• **Dataset content**
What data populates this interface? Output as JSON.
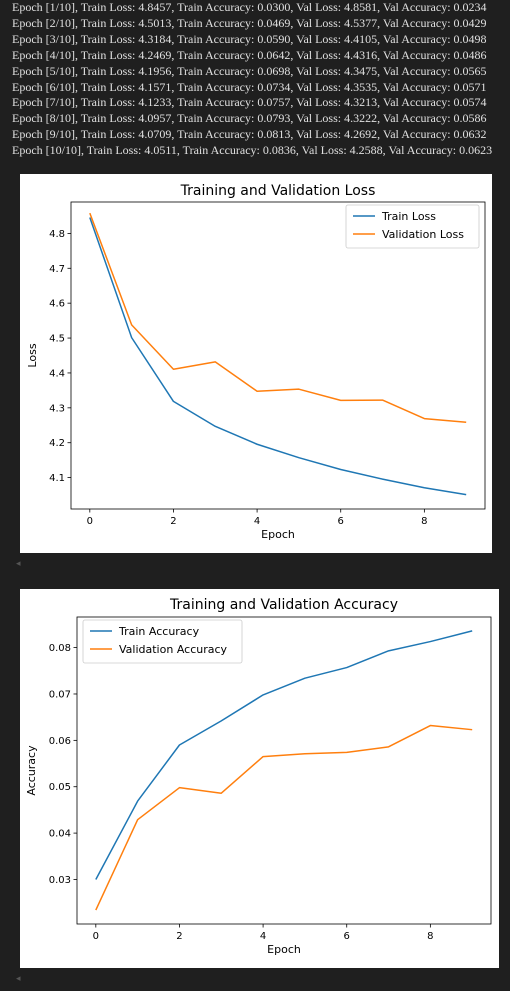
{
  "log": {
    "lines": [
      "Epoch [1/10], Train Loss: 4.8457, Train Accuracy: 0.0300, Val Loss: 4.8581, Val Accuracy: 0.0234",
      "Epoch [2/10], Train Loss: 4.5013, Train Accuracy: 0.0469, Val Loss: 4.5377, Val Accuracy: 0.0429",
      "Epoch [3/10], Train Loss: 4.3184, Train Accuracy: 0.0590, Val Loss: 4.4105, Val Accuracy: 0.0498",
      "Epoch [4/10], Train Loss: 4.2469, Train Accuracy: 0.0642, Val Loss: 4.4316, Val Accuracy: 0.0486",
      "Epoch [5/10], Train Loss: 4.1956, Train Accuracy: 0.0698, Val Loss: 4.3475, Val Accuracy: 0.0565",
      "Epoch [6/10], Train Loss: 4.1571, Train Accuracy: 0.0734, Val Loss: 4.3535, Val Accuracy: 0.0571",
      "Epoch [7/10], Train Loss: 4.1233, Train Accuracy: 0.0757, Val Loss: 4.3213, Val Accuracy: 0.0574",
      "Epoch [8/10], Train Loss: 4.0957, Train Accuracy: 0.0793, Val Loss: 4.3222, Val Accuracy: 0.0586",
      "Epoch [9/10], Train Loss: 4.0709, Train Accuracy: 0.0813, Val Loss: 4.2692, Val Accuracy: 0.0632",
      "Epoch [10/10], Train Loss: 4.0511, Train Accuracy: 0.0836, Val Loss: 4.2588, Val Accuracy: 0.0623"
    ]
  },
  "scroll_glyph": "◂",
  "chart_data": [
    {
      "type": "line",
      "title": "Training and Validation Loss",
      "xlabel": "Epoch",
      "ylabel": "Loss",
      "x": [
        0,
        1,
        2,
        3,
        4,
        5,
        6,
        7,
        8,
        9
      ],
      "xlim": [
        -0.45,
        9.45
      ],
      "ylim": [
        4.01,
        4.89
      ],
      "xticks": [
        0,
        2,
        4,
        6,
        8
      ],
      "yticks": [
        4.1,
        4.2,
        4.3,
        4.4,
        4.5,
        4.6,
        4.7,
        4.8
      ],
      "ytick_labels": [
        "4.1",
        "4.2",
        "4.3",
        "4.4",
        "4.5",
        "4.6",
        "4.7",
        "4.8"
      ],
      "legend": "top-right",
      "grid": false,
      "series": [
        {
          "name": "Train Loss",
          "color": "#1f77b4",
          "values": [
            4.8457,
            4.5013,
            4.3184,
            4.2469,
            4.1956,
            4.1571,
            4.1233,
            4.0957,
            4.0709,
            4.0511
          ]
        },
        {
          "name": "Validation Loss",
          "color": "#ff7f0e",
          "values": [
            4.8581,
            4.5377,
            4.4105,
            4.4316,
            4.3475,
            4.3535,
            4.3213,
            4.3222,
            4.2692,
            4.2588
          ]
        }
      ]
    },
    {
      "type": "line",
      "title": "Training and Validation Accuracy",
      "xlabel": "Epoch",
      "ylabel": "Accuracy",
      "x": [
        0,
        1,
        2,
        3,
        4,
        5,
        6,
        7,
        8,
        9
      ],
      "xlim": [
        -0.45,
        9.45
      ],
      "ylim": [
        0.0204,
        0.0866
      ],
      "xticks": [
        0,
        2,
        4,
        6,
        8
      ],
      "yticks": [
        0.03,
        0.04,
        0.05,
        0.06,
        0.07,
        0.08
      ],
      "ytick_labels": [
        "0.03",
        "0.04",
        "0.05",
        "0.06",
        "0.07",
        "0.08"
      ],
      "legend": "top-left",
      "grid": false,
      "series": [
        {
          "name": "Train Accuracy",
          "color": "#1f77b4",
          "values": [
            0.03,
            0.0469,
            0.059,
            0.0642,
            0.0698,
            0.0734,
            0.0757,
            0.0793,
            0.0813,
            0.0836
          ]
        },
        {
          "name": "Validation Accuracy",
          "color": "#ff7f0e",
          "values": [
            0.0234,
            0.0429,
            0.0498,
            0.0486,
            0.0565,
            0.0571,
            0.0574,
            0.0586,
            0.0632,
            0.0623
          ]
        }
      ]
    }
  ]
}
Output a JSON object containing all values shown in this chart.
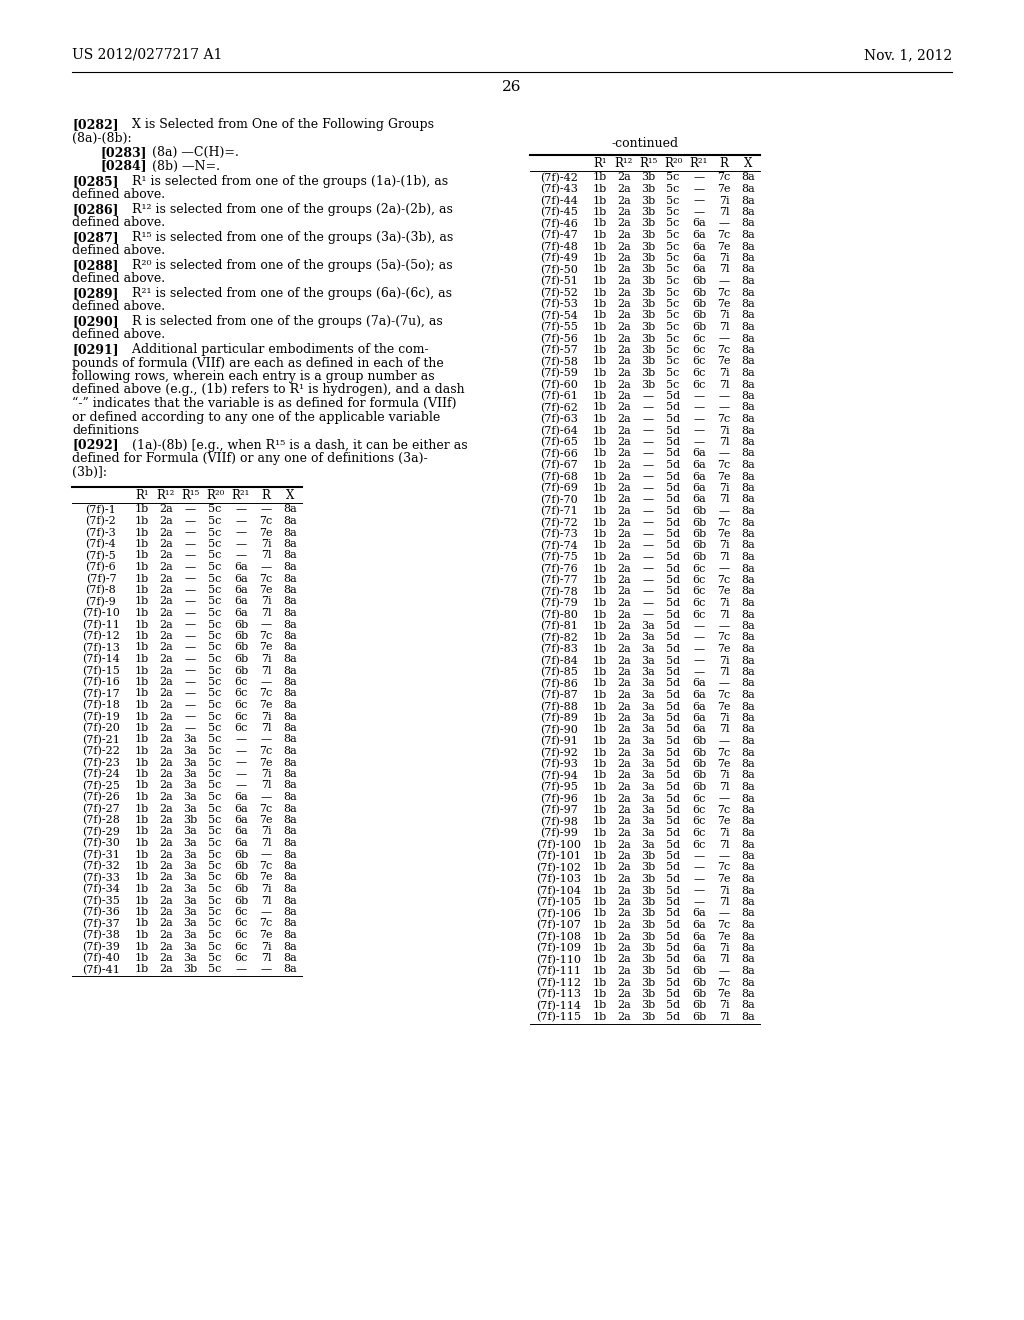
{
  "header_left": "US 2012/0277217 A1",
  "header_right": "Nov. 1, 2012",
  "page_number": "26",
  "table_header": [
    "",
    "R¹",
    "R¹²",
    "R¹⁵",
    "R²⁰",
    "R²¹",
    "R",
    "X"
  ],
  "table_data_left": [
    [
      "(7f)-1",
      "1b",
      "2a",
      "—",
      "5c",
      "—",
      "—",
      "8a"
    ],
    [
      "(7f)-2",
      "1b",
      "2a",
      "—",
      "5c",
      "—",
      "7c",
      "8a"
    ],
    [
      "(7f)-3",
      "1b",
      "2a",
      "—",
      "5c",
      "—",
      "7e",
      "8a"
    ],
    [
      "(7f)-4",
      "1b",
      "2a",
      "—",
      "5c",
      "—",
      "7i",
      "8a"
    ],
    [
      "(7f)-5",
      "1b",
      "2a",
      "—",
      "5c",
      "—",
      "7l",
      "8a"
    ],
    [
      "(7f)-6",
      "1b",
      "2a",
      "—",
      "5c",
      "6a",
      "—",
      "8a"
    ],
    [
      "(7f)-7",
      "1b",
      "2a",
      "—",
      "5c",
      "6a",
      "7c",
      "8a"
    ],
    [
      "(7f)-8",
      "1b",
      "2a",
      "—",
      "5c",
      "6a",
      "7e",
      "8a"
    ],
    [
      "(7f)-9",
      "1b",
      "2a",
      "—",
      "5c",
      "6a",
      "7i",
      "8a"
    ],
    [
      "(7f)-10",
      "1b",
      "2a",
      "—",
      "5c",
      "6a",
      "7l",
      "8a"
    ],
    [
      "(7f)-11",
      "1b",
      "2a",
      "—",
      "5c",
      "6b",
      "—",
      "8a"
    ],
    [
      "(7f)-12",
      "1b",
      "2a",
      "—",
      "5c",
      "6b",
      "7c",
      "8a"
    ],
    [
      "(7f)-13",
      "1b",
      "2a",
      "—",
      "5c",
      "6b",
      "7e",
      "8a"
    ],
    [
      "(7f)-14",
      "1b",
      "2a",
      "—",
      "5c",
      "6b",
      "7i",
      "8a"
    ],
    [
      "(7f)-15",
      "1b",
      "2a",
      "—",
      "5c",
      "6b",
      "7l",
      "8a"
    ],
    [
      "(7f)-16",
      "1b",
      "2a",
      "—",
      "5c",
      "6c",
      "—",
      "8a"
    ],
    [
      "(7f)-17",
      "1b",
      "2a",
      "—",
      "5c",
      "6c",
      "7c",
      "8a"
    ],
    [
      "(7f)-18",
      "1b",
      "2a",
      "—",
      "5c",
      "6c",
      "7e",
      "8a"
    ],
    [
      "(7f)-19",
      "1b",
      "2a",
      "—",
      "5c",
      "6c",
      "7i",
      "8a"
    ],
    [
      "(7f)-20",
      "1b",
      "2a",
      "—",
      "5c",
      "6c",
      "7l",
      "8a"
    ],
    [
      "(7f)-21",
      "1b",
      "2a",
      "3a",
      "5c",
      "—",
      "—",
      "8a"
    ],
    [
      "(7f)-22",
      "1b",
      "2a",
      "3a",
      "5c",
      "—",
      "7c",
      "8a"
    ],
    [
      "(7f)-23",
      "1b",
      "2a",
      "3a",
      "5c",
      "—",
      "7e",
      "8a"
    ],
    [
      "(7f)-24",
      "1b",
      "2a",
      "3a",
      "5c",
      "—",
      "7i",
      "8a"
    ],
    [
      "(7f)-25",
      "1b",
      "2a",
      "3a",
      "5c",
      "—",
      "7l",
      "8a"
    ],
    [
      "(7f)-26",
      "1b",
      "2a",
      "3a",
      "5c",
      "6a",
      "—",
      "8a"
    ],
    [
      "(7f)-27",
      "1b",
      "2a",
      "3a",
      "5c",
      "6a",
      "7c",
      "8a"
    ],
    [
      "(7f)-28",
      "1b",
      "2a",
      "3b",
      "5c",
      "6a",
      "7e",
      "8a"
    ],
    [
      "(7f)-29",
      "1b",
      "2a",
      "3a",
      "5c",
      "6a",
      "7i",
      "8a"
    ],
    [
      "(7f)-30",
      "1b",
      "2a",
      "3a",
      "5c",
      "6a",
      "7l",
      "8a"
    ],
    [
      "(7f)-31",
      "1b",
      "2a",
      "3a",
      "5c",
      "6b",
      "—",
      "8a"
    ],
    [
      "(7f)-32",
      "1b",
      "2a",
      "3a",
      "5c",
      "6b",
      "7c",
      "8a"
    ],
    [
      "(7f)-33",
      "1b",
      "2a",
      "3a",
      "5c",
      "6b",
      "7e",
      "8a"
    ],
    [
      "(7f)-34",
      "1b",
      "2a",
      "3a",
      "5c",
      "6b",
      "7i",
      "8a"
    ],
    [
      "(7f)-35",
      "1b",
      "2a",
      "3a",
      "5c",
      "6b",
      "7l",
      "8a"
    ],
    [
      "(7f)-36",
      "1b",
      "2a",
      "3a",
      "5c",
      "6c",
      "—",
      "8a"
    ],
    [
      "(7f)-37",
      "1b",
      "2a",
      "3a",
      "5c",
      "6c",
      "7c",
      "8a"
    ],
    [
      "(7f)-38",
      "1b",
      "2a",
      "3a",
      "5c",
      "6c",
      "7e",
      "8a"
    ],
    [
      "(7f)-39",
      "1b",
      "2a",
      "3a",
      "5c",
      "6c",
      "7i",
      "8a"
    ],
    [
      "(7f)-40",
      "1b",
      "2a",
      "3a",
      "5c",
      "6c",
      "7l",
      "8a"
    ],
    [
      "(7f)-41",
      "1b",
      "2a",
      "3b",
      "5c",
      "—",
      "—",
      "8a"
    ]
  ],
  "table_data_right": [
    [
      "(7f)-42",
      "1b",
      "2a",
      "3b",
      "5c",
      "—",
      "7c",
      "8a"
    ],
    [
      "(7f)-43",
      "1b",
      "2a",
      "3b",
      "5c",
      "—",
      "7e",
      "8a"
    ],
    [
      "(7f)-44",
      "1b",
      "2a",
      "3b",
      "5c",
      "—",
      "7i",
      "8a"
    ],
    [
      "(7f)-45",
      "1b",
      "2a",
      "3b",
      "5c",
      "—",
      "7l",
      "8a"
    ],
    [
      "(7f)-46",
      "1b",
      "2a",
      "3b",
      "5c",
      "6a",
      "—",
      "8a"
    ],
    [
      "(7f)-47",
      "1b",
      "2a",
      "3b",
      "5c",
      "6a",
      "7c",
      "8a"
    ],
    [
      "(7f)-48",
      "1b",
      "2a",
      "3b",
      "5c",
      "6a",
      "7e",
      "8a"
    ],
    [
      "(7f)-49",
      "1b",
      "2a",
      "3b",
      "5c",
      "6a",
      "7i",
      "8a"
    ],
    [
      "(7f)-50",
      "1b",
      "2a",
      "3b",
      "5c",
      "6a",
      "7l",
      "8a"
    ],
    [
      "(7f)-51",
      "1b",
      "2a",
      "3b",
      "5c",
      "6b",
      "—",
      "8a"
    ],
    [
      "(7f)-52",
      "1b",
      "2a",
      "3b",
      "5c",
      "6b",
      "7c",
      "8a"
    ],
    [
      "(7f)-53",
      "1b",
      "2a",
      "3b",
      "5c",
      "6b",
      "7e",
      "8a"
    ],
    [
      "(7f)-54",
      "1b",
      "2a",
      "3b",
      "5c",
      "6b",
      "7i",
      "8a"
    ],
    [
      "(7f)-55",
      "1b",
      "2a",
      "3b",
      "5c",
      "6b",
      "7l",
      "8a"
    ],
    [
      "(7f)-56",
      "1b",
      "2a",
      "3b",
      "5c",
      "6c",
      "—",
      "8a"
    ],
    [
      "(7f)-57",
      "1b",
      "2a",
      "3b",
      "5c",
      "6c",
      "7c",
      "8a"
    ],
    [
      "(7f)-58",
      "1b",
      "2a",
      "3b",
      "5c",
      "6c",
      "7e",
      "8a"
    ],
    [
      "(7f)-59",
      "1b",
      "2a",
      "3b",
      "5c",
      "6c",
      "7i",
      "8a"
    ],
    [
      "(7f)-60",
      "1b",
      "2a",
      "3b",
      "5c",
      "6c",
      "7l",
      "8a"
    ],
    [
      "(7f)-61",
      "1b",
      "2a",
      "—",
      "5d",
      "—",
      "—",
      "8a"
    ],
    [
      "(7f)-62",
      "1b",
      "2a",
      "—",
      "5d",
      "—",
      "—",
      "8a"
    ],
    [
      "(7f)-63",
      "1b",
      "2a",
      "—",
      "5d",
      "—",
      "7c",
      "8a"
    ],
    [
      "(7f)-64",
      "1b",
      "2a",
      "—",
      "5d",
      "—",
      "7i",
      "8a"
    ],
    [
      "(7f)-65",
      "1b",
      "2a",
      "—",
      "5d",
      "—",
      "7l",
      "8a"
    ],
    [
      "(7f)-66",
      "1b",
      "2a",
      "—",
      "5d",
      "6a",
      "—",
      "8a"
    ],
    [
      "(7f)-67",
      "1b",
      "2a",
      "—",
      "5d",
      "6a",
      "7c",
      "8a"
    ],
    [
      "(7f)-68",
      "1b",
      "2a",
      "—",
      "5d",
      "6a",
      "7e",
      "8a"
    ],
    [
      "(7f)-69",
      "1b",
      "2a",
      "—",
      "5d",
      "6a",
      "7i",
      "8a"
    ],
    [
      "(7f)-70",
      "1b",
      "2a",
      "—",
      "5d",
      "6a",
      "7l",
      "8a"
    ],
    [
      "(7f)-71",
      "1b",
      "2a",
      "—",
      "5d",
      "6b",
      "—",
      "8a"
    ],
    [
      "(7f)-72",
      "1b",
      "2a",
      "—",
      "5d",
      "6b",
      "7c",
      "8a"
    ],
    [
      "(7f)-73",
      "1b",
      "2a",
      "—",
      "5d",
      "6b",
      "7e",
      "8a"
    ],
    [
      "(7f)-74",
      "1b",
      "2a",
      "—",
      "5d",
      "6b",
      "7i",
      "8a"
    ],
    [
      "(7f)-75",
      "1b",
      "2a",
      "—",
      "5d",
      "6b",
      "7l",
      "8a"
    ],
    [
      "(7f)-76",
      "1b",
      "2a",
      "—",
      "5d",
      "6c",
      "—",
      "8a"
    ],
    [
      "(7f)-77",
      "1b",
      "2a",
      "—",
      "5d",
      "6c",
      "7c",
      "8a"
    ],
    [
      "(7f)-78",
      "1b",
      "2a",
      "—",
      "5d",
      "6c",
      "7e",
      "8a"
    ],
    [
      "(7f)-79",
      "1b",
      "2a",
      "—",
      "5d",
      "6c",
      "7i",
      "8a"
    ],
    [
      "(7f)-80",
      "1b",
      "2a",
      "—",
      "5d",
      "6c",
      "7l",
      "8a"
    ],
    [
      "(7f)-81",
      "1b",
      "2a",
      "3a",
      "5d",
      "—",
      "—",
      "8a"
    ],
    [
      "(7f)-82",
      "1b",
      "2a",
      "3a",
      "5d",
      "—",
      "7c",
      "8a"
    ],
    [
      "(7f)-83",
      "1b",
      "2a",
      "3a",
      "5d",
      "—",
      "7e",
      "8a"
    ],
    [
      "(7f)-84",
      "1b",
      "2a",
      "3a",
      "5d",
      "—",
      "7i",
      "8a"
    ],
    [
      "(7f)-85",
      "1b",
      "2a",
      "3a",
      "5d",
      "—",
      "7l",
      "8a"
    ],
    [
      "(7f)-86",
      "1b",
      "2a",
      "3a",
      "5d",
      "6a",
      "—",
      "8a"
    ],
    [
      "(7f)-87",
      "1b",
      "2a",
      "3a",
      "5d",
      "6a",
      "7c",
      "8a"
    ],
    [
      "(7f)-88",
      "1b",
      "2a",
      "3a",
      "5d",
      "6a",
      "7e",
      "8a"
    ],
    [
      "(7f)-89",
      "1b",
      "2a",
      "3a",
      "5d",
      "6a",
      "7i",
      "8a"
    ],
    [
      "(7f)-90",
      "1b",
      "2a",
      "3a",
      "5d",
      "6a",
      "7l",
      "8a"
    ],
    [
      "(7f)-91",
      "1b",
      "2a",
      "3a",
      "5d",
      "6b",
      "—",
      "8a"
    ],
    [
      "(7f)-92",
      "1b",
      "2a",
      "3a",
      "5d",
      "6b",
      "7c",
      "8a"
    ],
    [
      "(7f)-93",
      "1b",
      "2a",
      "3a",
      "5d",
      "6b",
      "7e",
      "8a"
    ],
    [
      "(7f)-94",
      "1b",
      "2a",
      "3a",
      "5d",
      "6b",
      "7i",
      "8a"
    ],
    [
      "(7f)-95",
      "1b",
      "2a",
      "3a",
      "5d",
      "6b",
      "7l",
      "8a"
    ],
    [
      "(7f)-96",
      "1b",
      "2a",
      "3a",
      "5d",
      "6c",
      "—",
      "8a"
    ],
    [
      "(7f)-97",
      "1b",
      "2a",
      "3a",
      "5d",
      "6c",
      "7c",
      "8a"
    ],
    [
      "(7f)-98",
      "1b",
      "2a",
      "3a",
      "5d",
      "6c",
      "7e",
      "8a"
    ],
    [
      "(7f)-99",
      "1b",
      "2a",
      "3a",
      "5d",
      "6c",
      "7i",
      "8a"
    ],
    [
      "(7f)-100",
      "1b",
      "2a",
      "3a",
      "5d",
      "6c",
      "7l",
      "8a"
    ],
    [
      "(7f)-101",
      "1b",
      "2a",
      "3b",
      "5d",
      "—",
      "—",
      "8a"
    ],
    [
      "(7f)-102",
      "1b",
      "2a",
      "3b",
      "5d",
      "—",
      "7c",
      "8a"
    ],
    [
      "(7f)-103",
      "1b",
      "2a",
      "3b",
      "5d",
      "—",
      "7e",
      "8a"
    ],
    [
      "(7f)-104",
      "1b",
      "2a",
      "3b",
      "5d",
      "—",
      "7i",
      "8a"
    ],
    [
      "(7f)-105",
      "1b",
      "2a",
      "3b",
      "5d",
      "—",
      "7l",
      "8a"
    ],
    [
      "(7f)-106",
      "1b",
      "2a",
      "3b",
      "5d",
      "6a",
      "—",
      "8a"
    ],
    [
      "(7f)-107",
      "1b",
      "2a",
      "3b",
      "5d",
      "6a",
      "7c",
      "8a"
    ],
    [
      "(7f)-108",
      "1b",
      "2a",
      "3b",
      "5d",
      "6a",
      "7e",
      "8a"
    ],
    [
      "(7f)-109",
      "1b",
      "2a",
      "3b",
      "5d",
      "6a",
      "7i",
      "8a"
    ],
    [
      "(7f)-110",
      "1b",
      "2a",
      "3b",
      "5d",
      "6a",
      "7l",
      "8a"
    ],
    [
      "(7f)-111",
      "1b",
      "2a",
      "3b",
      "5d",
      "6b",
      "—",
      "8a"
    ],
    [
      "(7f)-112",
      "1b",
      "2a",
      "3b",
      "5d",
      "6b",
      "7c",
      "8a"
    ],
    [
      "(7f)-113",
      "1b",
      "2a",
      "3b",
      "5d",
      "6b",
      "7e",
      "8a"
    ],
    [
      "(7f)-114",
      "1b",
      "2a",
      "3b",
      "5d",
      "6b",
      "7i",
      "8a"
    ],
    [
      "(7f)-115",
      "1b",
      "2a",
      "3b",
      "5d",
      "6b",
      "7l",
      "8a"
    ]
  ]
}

• **What you are asked to do**
Choose all lines containing the string "name" and copy them out.

• **Finished task**
          "name": "Train Loss",
          "name": "Validation Loss",
          "name": "Train Accuracy",
          "name": "Validation Accuracy",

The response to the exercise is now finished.